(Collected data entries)
▬▬▬

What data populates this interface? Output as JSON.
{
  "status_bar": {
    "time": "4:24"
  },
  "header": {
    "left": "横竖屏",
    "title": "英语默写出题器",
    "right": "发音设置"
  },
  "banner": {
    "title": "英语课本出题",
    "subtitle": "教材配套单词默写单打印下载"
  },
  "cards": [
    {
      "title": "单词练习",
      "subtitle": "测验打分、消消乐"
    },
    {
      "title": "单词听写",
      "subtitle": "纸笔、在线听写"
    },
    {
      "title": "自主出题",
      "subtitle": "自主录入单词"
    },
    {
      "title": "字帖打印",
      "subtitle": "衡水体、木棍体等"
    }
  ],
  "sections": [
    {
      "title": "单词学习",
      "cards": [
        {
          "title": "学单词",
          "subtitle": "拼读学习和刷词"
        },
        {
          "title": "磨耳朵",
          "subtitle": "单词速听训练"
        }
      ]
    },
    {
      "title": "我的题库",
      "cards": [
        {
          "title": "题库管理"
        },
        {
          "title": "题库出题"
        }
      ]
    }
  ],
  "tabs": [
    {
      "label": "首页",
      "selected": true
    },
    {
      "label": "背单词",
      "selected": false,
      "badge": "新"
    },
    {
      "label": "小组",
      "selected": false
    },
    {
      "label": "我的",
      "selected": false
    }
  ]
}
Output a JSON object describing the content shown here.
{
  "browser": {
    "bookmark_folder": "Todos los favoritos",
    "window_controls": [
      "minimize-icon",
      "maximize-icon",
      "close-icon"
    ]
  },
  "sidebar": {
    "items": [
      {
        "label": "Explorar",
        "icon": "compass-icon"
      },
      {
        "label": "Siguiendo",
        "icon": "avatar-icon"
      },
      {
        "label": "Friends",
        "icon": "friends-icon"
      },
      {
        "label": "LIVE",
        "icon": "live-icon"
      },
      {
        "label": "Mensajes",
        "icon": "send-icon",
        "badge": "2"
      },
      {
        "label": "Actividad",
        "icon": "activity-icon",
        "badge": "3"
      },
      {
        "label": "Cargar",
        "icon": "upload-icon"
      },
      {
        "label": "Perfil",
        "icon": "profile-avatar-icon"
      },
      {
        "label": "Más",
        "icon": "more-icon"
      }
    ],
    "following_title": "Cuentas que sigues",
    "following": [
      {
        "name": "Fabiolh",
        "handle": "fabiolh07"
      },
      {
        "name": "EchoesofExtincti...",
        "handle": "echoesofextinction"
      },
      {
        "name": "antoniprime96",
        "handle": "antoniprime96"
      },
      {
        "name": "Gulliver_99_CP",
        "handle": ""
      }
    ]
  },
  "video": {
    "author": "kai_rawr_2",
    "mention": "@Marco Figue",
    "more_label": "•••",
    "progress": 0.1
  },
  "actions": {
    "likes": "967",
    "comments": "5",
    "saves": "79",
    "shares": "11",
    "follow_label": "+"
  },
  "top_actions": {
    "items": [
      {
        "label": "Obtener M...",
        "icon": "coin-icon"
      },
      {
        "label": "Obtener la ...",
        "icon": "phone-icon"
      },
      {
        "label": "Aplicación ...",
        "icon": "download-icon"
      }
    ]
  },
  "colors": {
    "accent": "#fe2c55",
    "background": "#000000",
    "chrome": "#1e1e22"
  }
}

▬▬▬

### WRITTEN INSTRUCTION
Copy every line of the listing that includes the string "avatar".

### EXERCISE OUTPUT
        "icon": "avatar-icon"
        "icon": "profile-avatar-icon"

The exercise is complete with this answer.